Task requirements:
In your copy, leave out the pictures; write out all the data exactly.

╭─ Supplied records

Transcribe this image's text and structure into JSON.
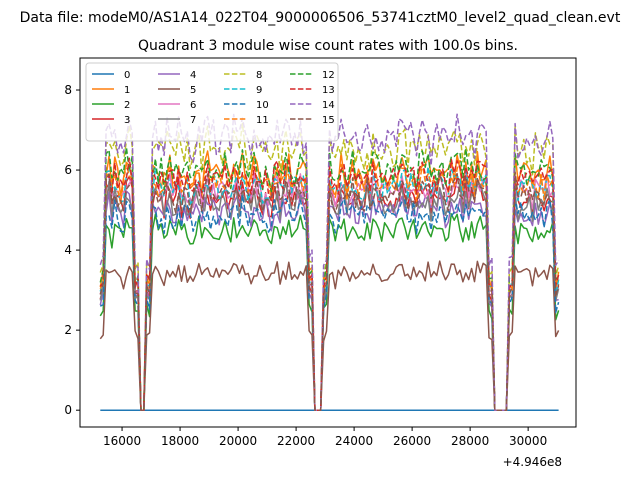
{
  "chart_data": {
    "type": "line",
    "suptitle": "Data file: modeM0/AS1A14_022T04_9000006506_53741cztM0_level2_quad_clean.evt",
    "title": "Quadrant 3 module wise count rates with 100.0s bins.",
    "xlabel": "",
    "ylabel": "",
    "x_offset_label": "+4.946e8",
    "xlim": [
      14550,
      31650
    ],
    "ylim": [
      -0.42,
      8.8
    ],
    "x_ticks": [
      16000,
      18000,
      20000,
      22000,
      24000,
      26000,
      28000,
      30000
    ],
    "x_tick_labels": [
      "16000",
      "18000",
      "20000",
      "22000",
      "24000",
      "26000",
      "28000",
      "30000"
    ],
    "y_ticks": [
      0,
      2,
      4,
      6,
      8
    ],
    "y_tick_labels": [
      "0",
      "2",
      "4",
      "6",
      "8"
    ],
    "grid": false,
    "legend_position": "top-left",
    "legend_columns": 4,
    "x_start": 15250,
    "x_end": 31050,
    "bin_size": 100,
    "gti_windows": [
      [
        15250,
        16550
      ],
      [
        16850,
        22550
      ],
      [
        22950,
        28750
      ],
      [
        29350,
        31050
      ]
    ],
    "series": [
      {
        "name": "0",
        "color": "#1f77b4",
        "dash": "solid",
        "level": 0.0,
        "noise": 0.0
      },
      {
        "name": "1",
        "color": "#ff7f0e",
        "dash": "solid",
        "level": 5.9,
        "noise": 0.35
      },
      {
        "name": "2",
        "color": "#2ca02c",
        "dash": "solid",
        "level": 4.5,
        "noise": 0.25
      },
      {
        "name": "3",
        "color": "#d62728",
        "dash": "solid",
        "level": 5.3,
        "noise": 0.3
      },
      {
        "name": "4",
        "color": "#9467bd",
        "dash": "solid",
        "level": 5.0,
        "noise": 0.3
      },
      {
        "name": "5",
        "color": "#8c564b",
        "dash": "solid",
        "level": 3.4,
        "noise": 0.22
      },
      {
        "name": "6",
        "color": "#e377c2",
        "dash": "solid",
        "level": 5.5,
        "noise": 0.3
      },
      {
        "name": "7",
        "color": "#7f7f7f",
        "dash": "solid",
        "level": 5.2,
        "noise": 0.3
      },
      {
        "name": "8",
        "color": "#bcbd22",
        "dash": "dashed",
        "level": 6.5,
        "noise": 0.35
      },
      {
        "name": "9",
        "color": "#17becf",
        "dash": "dashed",
        "level": 5.6,
        "noise": 0.3
      },
      {
        "name": "10",
        "color": "#1f77b4",
        "dash": "dashed",
        "level": 4.9,
        "noise": 0.3
      },
      {
        "name": "11",
        "color": "#ff7f0e",
        "dash": "dashed",
        "level": 5.7,
        "noise": 0.3
      },
      {
        "name": "12",
        "color": "#2ca02c",
        "dash": "dashed",
        "level": 6.0,
        "noise": 0.35
      },
      {
        "name": "13",
        "color": "#d62728",
        "dash": "dashed",
        "level": 5.8,
        "noise": 0.3
      },
      {
        "name": "14",
        "color": "#9467bd",
        "dash": "dashed",
        "level": 6.8,
        "noise": 0.4
      },
      {
        "name": "15",
        "color": "#8c564b",
        "dash": "dashed",
        "level": 5.4,
        "noise": 0.3
      }
    ]
  }
}
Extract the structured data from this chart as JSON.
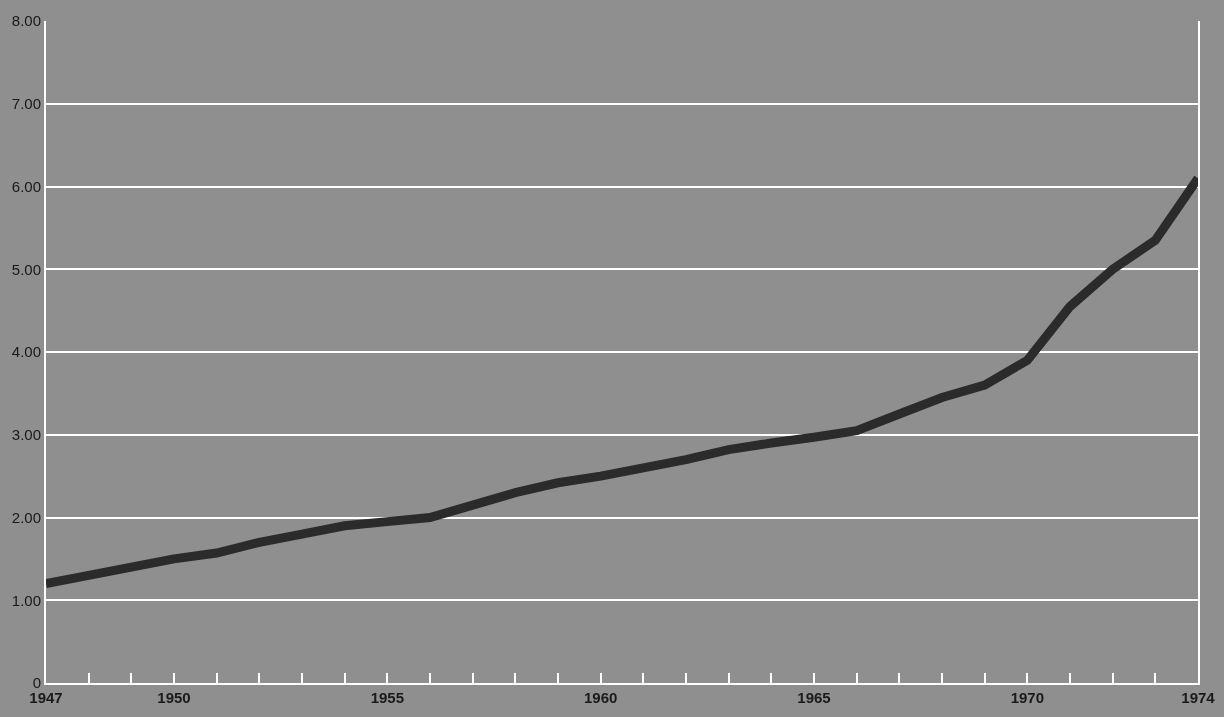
{
  "chart_data": {
    "type": "line",
    "x": [
      1947,
      1948,
      1949,
      1950,
      1951,
      1952,
      1953,
      1954,
      1955,
      1956,
      1957,
      1958,
      1959,
      1960,
      1961,
      1962,
      1963,
      1964,
      1965,
      1966,
      1967,
      1968,
      1969,
      1970,
      1971,
      1972,
      1973,
      1974
    ],
    "series": [
      {
        "color": "#2b2b2b",
        "values": [
          1.2,
          1.3,
          1.4,
          1.5,
          1.57,
          1.7,
          1.8,
          1.9,
          1.95,
          2.0,
          2.15,
          2.3,
          2.42,
          2.5,
          2.6,
          2.7,
          2.82,
          2.9,
          2.97,
          3.05,
          3.25,
          3.45,
          3.6,
          3.9,
          4.55,
          5.0,
          5.35,
          6.1
        ]
      }
    ],
    "xlim": [
      1947,
      1974
    ],
    "xticks": [
      1947,
      {
        "value": 1948,
        "label": null
      },
      {
        "value": 1949,
        "label": null
      },
      1950,
      {
        "value": 1951,
        "label": null
      },
      {
        "value": 1952,
        "label": null
      },
      {
        "value": 1953,
        "label": null
      },
      {
        "value": 1954,
        "label": null
      },
      1955,
      {
        "value": 1956,
        "label": null
      },
      {
        "value": 1957,
        "label": null
      },
      {
        "value": 1958,
        "label": null
      },
      {
        "value": 1959,
        "label": null
      },
      1960,
      {
        "value": 1961,
        "label": null
      },
      {
        "value": 1962,
        "label": null
      },
      {
        "value": 1963,
        "label": null
      },
      {
        "value": 1964,
        "label": null
      },
      1965,
      {
        "value": 1966,
        "label": null
      },
      {
        "value": 1967,
        "label": null
      },
      {
        "value": 1968,
        "label": null
      },
      {
        "value": 1969,
        "label": null
      },
      1970,
      {
        "value": 1971,
        "label": null
      },
      {
        "value": 1972,
        "label": null
      },
      {
        "value": 1973,
        "label": null
      },
      1974
    ],
    "ylim": [
      0,
      8
    ],
    "yticks": [
      0,
      {
        "value": 1,
        "label": "1.00"
      },
      {
        "value": 2,
        "label": "2.00"
      },
      {
        "value": 3,
        "label": "3.00"
      },
      {
        "value": 4,
        "label": "4.00"
      },
      {
        "value": 5,
        "label": "5.00"
      },
      {
        "value": 6,
        "label": "6.00"
      },
      {
        "value": 7,
        "label": "7.00"
      },
      {
        "value": 8,
        "label": "8.00"
      }
    ],
    "grid": "y",
    "marker": "none",
    "line_style": "solid"
  }
}
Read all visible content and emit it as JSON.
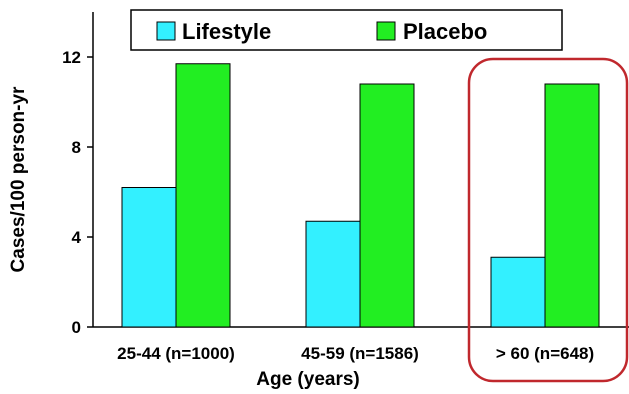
{
  "chart_data": {
    "type": "bar",
    "categories": [
      "25-44 (n=1000)",
      "45-59 (n=1586)",
      "> 60 (n=648)"
    ],
    "series": [
      {
        "name": "Lifestyle",
        "color": "#33f0ff",
        "values": [
          6.2,
          4.7,
          3.1
        ]
      },
      {
        "name": "Placebo",
        "color": "#22ee22",
        "values": [
          11.7,
          10.8,
          10.8
        ]
      }
    ],
    "xlabel": "Age (years)",
    "ylabel": "Cases/100 person-yr",
    "ylim": [
      0,
      14
    ],
    "yticks": [
      0,
      4,
      8,
      12
    ],
    "grid": false,
    "legend_position": "top",
    "highlight": {
      "category": "> 60 (n=648)",
      "color": "#c0282d"
    }
  }
}
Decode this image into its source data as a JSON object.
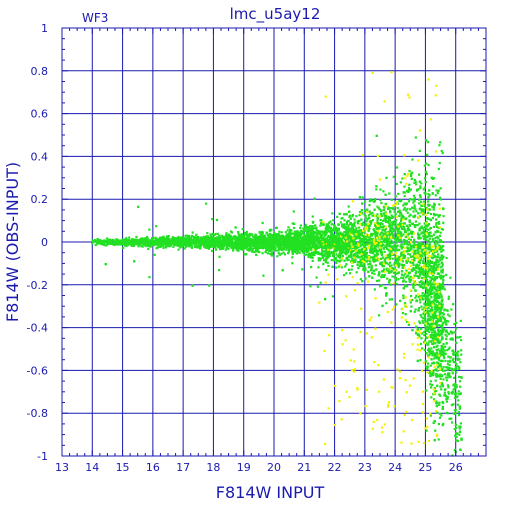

╰─

Exercise answer:
Transcribe this image's text and structure into JSON.
{
  "chart_data": {
    "type": "line",
    "suptitle": "Data file: modeM0/AS1A14_022T04_9000006506_53741cztM0_level2_quad_clean.evt",
    "title": "Quadrant 3 module wise count rates with 100.0s bins.",
    "xlabel": "",
    "ylabel": "",
    "x_offset_label": "+4.946e8",
    "xlim": [
      14550,
      31650
    ],
    "ylim": [
      -0.42,
      8.8
    ],
    "x_ticks": [
      16000,
      18000,
      20000,
      22000,
      24000,
      26000,
      28000,
      30000
    ],
    "x_tick_labels": [
      "16000",
      "18000",
      "20000",
      "22000",
      "24000",
      "26000",
      "28000",
      "30000"
    ],
    "y_ticks": [
      0,
      2,
      4,
      6,
      8
    ],
    "y_tick_labels": [
      "0",
      "2",
      "4",
      "6",
      "8"
    ],
    "grid": false,
    "legend_position": "top-left",
    "legend_columns": 4,
    "x_start": 15250,
    "x_end": 31050,
    "bin_size": 100,
    "gti_windows": [
      [
        15250,
        16550
      ],
      [
        16850,
        22550
      ],
      [
        22950,
        28750
      ],
      [
        29350,
        31050
      ]
    ],
    "series": [
      {
        "name": "0",
        "color": "#1f77b4",
        "dash": "solid",
        "level": 0.0,
        "noise": 0.0
      },
      {
        "name": "1",
        "color": "#ff7f0e",
        "dash": "solid",
        "level": 5.9,
        "noise": 0.35
      },
      {
        "name": "2",
        "color": "#2ca02c",
        "dash": "solid",
        "level": 4.5,
        "noise": 0.25
      },
      {
        "name": "3",
        "color": "#d62728",
        "dash": "solid",
        "level": 5.3,
        "noise": 0.3
      },
      {
        "name": "4",
        "color": "#9467bd",
        "dash": "solid",
        "level": 5.0,
        "noise": 0.3
      },
      {
        "name": "5",
        "color": "#8c564b",
        "dash": "solid",
        "level": 3.4,
        "noise": 0.22
      },
      {
        "name": "6",
        "color": "#e377c2",
        "dash": "solid",
        "level": 5.5,
        "noise": 0.3
      },
      {
        "name": "7",
        "color": "#7f7f7f",
        "dash": "solid",
        "level": 5.2,
        "noise": 0.3
      },
      {
        "name": "8",
        "color": "#bcbd22",
        "dash": "dashed",
        "level": 6.5,
        "noise": 0.35
      },
      {
        "name": "9",
        "color": "#17becf",
        "dash": "dashed",
        "level": 5.6,
        "noise": 0.3
      },
      {
        "name": "10",
        "color": "#1f77b4",
        "dash": "dashed",
        "level": 4.9,
        "noise": 0.3
      },
      {
        "name": "11",
        "color": "#ff7f0e",
        "dash": "dashed",
        "level": 5.7,
        "noise": 0.3
      },
      {
        "name": "12",
        "color": "#2ca02c",
        "dash": "dashed",
        "level": 6.0,
        "noise": 0.35
      },
      {
        "name": "13",
        "color": "#d62728",
        "dash": "dashed",
        "level": 5.8,
        "noise": 0.3
      },
      {
        "name": "14",
        "color": "#9467bd",
        "dash": "dashed",
        "level": 6.8,
        "noise": 0.4
      },
      {
        "name": "15",
        "color": "#8c564b",
        "dash": "dashed",
        "level": 5.4,
        "noise": 0.3
      }
    ]
  }
}
Extract the structured data from this chart as JSON.
{
  "chart_data": {
    "type": "line",
    "x": [
      1947,
      1948,
      1949,
      1950,
      1951,
      1952,
      1953,
      1954,
      1955,
      1956,
      1957,
      1958,
      1959,
      1960,
      1961,
      1962,
      1963,
      1964,
      1965,
      1966,
      1967,
      1968,
      1969,
      1970,
      1971,
      1972,
      1973,
      1974
    ],
    "series": [
      {
        "color": "#2b2b2b",
        "values": [
          1.2,
          1.3,
          1.4,
          1.5,
          1.57,
          1.7,
          1.8,
          1.9,
          1.95,
          2.0,
          2.15,
          2.3,
          2.42,
          2.5,
          2.6,
          2.7,
          2.82,
          2.9,
          2.97,
          3.05,
          3.25,
          3.45,
          3.6,
          3.9,
          4.55,
          5.0,
          5.35,
          6.1
        ]
      }
    ],
    "xlim": [
      1947,
      1974
    ],
    "xticks": [
      1947,
      {
        "value": 1948,
        "label": null
      },
      {
        "value": 1949,
        "label": null
      },
      1950,
      {
        "value": 1951,
        "label": null
      },
      {
        "value": 1952,
        "label": null
      },
      {
        "value": 1953,
        "label": null
      },
      {
        "value": 1954,
        "label": null
      },
      1955,
      {
        "value": 1956,
        "label": null
      },
      {
        "value": 1957,
        "label": null
      },
      {
        "value": 1958,
        "label": null
      },
      {
        "value": 1959,
        "label": null
      },
      1960,
      {
        "value": 1961,
        "label": null
      },
      {
        "value": 1962,
        "label": null
      },
      {
        "value": 1963,
        "label": null
      },
      {
        "value": 1964,
        "label": null
      },
      1965,
      {
        "value": 1966,
        "label": null
      },
      {
        "value": 1967,
        "label": null
      },
      {
        "value": 1968,
        "label": null
      },
      {
        "value": 1969,
        "label": null
      },
      1970,
      {
        "value": 1971,
        "label": null
      },
      {
        "value": 1972,
        "label": null
      },
      {
        "value": 1973,
        "label": null
      },
      1974
    ],
    "ylim": [
      0,
      8
    ],
    "yticks": [
      0,
      {
        "value": 1,
        "label": "1.00"
      },
      {
        "value": 2,
        "label": "2.00"
      },
      {
        "value": 3,
        "label": "3.00"
      },
      {
        "value": 4,
        "label": "4.00"
      },
      {
        "value": 5,
        "label": "5.00"
      },
      {
        "value": 6,
        "label": "6.00"
      },
      {
        "value": 7,
        "label": "7.00"
      },
      {
        "value": 8,
        "label": "8.00"
      }
    ],
    "grid": "y",
    "marker": "none",
    "line_style": "solid"
  }
}
Read all visible content and emit it as JSON.
{
  "chart_data": {
    "type": "bar",
    "categories": [
      "25-44 (n=1000)",
      "45-59 (n=1586)",
      "> 60 (n=648)"
    ],
    "series": [
      {
        "name": "Lifestyle",
        "color": "#33f0ff",
        "values": [
          6.2,
          4.7,
          3.1
        ]
      },
      {
        "name": "Placebo",
        "color": "#22ee22",
        "values": [
          11.7,
          10.8,
          10.8
        ]
      }
    ],
    "xlabel": "Age (years)",
    "ylabel": "Cases/100 person-yr",
    "ylim": [
      0,
      14
    ],
    "yticks": [
      0,
      4,
      8,
      12
    ],
    "grid": false,
    "legend_position": "top",
    "highlight": {
      "category": "> 60 (n=648)",
      "color": "#c0282d"
    }
  }
}
Decode this image into its source data as a JSON object.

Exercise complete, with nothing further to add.